Work to be completed
Give back the full material, exactly as it reads.

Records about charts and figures
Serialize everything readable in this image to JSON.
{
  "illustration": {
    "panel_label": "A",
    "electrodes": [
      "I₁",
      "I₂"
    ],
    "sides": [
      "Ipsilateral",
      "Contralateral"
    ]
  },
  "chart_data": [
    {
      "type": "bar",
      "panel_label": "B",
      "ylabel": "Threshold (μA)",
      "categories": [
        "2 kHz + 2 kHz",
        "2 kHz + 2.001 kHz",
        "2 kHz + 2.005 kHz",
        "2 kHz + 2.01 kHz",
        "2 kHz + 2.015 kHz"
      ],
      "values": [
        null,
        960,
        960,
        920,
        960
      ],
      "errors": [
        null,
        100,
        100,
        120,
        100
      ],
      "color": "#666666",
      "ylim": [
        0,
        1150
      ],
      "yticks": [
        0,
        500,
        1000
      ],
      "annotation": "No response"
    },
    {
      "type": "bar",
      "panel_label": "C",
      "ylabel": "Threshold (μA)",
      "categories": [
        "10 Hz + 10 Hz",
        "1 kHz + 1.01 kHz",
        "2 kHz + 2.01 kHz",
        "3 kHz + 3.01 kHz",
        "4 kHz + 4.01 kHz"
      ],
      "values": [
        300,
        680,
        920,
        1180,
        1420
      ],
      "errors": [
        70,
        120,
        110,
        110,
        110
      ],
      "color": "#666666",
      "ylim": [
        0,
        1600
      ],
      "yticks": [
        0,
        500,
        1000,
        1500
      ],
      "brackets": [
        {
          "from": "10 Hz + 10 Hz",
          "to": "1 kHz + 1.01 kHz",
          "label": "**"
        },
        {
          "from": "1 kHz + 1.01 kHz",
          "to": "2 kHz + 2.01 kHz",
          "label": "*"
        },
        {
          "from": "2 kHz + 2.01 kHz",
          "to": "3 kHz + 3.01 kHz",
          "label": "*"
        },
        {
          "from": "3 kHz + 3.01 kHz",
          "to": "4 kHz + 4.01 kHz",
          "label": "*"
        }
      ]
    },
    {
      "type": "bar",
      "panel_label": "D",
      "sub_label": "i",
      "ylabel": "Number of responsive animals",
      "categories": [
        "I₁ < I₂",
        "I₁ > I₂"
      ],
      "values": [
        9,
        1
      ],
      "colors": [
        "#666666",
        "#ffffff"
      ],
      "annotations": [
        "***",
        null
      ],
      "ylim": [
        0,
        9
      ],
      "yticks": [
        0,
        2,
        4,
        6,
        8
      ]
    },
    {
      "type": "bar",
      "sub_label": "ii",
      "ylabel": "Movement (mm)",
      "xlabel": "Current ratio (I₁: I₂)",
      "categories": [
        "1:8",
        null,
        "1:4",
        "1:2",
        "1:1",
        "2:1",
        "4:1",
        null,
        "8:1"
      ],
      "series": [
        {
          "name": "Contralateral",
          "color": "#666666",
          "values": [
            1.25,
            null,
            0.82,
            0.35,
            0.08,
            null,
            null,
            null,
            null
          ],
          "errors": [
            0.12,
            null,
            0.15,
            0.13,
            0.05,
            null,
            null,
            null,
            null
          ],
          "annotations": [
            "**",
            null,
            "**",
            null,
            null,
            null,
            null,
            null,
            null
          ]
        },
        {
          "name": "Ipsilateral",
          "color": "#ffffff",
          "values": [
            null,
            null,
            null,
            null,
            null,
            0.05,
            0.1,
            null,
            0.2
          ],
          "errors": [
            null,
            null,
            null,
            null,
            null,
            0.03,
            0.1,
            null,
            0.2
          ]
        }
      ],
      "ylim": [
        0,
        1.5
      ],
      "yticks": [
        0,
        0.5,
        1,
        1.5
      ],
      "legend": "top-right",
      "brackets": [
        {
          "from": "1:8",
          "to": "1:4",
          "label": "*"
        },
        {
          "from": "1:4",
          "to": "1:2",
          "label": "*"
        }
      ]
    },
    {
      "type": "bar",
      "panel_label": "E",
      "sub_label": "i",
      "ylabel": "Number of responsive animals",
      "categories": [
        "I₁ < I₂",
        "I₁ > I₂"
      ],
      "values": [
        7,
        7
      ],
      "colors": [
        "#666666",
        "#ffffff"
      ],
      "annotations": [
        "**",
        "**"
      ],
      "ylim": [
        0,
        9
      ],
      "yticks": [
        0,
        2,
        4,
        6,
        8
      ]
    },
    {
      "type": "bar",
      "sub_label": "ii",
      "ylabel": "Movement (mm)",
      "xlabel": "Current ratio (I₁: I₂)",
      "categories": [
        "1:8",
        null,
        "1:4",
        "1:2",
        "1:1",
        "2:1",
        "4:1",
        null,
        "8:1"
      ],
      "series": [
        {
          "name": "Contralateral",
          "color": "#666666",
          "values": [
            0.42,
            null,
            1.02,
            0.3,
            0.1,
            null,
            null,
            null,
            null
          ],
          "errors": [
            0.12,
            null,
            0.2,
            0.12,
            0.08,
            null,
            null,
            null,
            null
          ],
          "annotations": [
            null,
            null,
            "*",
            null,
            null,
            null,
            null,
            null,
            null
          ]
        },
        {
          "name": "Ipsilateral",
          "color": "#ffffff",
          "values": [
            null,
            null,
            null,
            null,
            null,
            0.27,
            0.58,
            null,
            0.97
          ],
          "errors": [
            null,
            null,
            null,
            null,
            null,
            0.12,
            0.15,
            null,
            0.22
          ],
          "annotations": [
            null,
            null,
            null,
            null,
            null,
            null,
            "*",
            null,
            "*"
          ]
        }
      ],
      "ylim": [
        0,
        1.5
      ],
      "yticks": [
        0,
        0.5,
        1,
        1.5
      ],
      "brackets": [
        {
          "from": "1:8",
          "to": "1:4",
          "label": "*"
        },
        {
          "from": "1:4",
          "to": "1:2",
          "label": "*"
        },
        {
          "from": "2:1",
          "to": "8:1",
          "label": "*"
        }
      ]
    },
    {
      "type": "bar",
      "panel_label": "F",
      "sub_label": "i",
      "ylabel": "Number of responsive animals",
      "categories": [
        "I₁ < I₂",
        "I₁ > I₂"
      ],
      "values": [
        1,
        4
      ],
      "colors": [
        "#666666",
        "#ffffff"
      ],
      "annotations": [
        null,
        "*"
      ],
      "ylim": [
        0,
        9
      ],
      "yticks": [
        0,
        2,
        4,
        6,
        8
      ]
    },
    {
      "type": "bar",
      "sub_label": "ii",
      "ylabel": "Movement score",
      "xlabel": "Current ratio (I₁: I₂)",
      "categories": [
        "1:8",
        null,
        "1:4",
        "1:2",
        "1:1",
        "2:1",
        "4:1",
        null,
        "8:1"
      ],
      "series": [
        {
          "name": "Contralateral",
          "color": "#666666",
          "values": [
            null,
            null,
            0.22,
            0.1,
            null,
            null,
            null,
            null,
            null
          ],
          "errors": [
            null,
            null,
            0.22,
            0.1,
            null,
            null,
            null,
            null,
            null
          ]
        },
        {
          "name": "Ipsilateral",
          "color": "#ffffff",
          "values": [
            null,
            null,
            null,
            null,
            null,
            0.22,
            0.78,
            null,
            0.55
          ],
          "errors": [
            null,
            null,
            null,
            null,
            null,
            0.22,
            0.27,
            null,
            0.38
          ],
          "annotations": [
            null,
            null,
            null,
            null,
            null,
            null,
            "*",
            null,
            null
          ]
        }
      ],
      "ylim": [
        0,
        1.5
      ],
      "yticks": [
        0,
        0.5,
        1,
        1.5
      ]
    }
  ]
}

Answer to the task
Serialize everything readable in this image to JSON.
{
  "illustration": {
    "panel_label": "A",
    "electrodes": [
      "I₁",
      "I₂"
    ],
    "sides": [
      "Ipsilateral",
      "Contralateral"
    ]
  },
  "chart_data": [
    {
      "type": "bar",
      "panel_label": "B",
      "ylabel": "Threshold (μA)",
      "categories": [
        "2 kHz + 2 kHz",
        "2 kHz + 2.001 kHz",
        "2 kHz + 2.005 kHz",
        "2 kHz + 2.01 kHz",
        "2 kHz + 2.015 kHz"
      ],
      "values": [
        null,
        960,
        960,
        920,
        960
      ],
      "errors": [
        null,
        100,
        100,
        120,
        100
      ],
      "color": "#666666",
      "ylim": [
        0,
        1150
      ],
      "yticks": [
        0,
        500,
        1000
      ],
      "annotation": "No response"
    },
    {
      "type": "bar",
      "panel_label": "C",
      "ylabel": "Threshold (μA)",
      "categories": [
        "10 Hz + 10 Hz",
        "1 kHz + 1.01 kHz",
        "2 kHz + 2.01 kHz",
        "3 kHz + 3.01 kHz",
        "4 kHz + 4.01 kHz"
      ],
      "values": [
        300,
        680,
        920,
        1180,
        1420
      ],
      "errors": [
        70,
        120,
        110,
        110,
        110
      ],
      "color": "#666666",
      "ylim": [
        0,
        1600
      ],
      "yticks": [
        0,
        500,
        1000,
        1500
      ],
      "brackets": [
        {
          "from": "10 Hz + 10 Hz",
          "to": "1 kHz + 1.01 kHz",
          "label": "**"
        },
        {
          "from": "1 kHz + 1.01 kHz",
          "to": "2 kHz + 2.01 kHz",
          "label": "*"
        },
        {
          "from": "2 kHz + 2.01 kHz",
          "to": "3 kHz + 3.01 kHz",
          "label": "*"
        },
        {
          "from": "3 kHz + 3.01 kHz",
          "to": "4 kHz + 4.01 kHz",
          "label": "*"
        }
      ]
    },
    {
      "type": "bar",
      "panel_label": "D",
      "sub_label": "i",
      "ylabel": "Number of responsive animals",
      "categories": [
        "I₁ < I₂",
        "I₁ > I₂"
      ],
      "values": [
        9,
        1
      ],
      "colors": [
        "#666666",
        "#ffffff"
      ],
      "annotations": [
        "***",
        null
      ],
      "ylim": [
        0,
        9
      ],
      "yticks": [
        0,
        2,
        4,
        6,
        8
      ]
    },
    {
      "type": "bar",
      "sub_label": "ii",
      "ylabel": "Movement (mm)",
      "xlabel": "Current ratio (I₁: I₂)",
      "categories": [
        "1:8",
        null,
        "1:4",
        "1:2",
        "1:1",
        "2:1",
        "4:1",
        null,
        "8:1"
      ],
      "series": [
        {
          "name": "Contralateral",
          "color": "#666666",
          "values": [
            1.25,
            null,
            0.82,
            0.35,
            0.08,
            null,
            null,
            null,
            null
          ],
          "errors": [
            0.12,
            null,
            0.15,
            0.13,
            0.05,
            null,
            null,
            null,
            null
          ],
          "annotations": [
            "**",
            null,
            "**",
            null,
            null,
            null,
            null,
            null,
            null
          ]
        },
        {
          "name": "Ipsilateral",
          "color": "#ffffff",
          "values": [
            null,
            null,
            null,
            null,
            null,
            0.05,
            0.1,
            null,
            0.2
          ],
          "errors": [
            null,
            null,
            null,
            null,
            null,
            0.03,
            0.1,
            null,
            0.2
          ]
        }
      ],
      "ylim": [
        0,
        1.5
      ],
      "yticks": [
        0,
        0.5,
        1,
        1.5
      ],
      "legend": "top-right",
      "brackets": [
        {
          "from": "1:8",
          "to": "1:4",
          "label": "*"
        },
        {
          "from": "1:4",
          "to": "1:2",
          "label": "*"
        }
      ]
    },
    {
      "type": "bar",
      "panel_label": "E",
      "sub_label": "i",
      "ylabel": "Number of responsive animals",
      "categories": [
        "I₁ < I₂",
        "I₁ > I₂"
      ],
      "values": [
        7,
        7
      ],
      "colors": [
        "#666666",
        "#ffffff"
      ],
      "annotations": [
        "**",
        "**"
      ],
      "ylim": [
        0,
        9
      ],
      "yticks": [
        0,
        2,
        4,
        6,
        8
      ]
    },
    {
      "type": "bar",
      "sub_label": "ii",
      "ylabel": "Movement (mm)",
      "xlabel": "Current ratio (I₁: I₂)",
      "categories": [
        "1:8",
        null,
        "1:4",
        "1:2",
        "1:1",
        "2:1",
        "4:1",
        null,
        "8:1"
      ],
      "series": [
        {
          "name": "Contralateral",
          "color": "#666666",
          "values": [
            0.42,
            null,
            1.02,
            0.3,
            0.1,
            null,
            null,
            null,
            null
          ],
          "errors": [
            0.12,
            null,
            0.2,
            0.12,
            0.08,
            null,
            null,
            null,
            null
          ],
          "annotations": [
            null,
            null,
            "*",
            null,
            null,
            null,
            null,
            null,
            null
          ]
        },
        {
          "name": "Ipsilateral",
          "color": "#ffffff",
          "values": [
            null,
            null,
            null,
            null,
            null,
            0.27,
            0.58,
            null,
            0.97
          ],
          "errors": [
            null,
            null,
            null,
            null,
            null,
            0.12,
            0.15,
            null,
            0.22
          ],
          "annotations": [
            null,
            null,
            null,
            null,
            null,
            null,
            "*",
            null,
            "*"
          ]
        }
      ],
      "ylim": [
        0,
        1.5
      ],
      "yticks": [
        0,
        0.5,
        1,
        1.5
      ],
      "brackets": [
        {
          "from": "1:8",
          "to": "1:4",
          "label": "*"
        },
        {
          "from": "1:4",
          "to": "1:2",
          "label": "*"
        },
        {
          "from": "2:1",
          "to": "8:1",
          "label": "*"
        }
      ]
    },
    {
      "type": "bar",
      "panel_label": "F",
      "sub_label": "i",
      "ylabel": "Number of responsive animals",
      "categories": [
        "I₁ < I₂",
        "I₁ > I₂"
      ],
      "values": [
        1,
        4
      ],
      "colors": [
        "#666666",
        "#ffffff"
      ],
      "annotations": [
        null,
        "*"
      ],
      "ylim": [
        0,
        9
      ],
      "yticks": [
        0,
        2,
        4,
        6,
        8
      ]
    },
    {
      "type": "bar",
      "sub_label": "ii",
      "ylabel": "Movement score",
      "xlabel": "Current ratio (I₁: I₂)",
      "categories": [
        "1:8",
        null,
        "1:4",
        "1:2",
        "1:1",
        "2:1",
        "4:1",
        null,
        "8:1"
      ],
      "series": [
        {
          "name": "Contralateral",
          "color": "#666666",
          "values": [
            null,
            null,
            0.22,
            0.1,
            null,
            null,
            null,
            null,
            null
          ],
          "errors": [
            null,
            null,
            0.22,
            0.1,
            null,
            null,
            null,
            null,
            null
          ]
        },
        {
          "name": "Ipsilateral",
          "color": "#ffffff",
          "values": [
            null,
            null,
            null,
            null,
            null,
            0.22,
            0.78,
            null,
            0.55
          ],
          "errors": [
            null,
            null,
            null,
            null,
            null,
            0.22,
            0.27,
            null,
            0.38
          ],
          "annotations": [
            null,
            null,
            null,
            null,
            null,
            null,
            "*",
            null,
            null
          ]
        }
      ],
      "ylim": [
        0,
        1.5
      ],
      "yticks": [
        0,
        0.5,
        1,
        1.5
      ]
    }
  ]
}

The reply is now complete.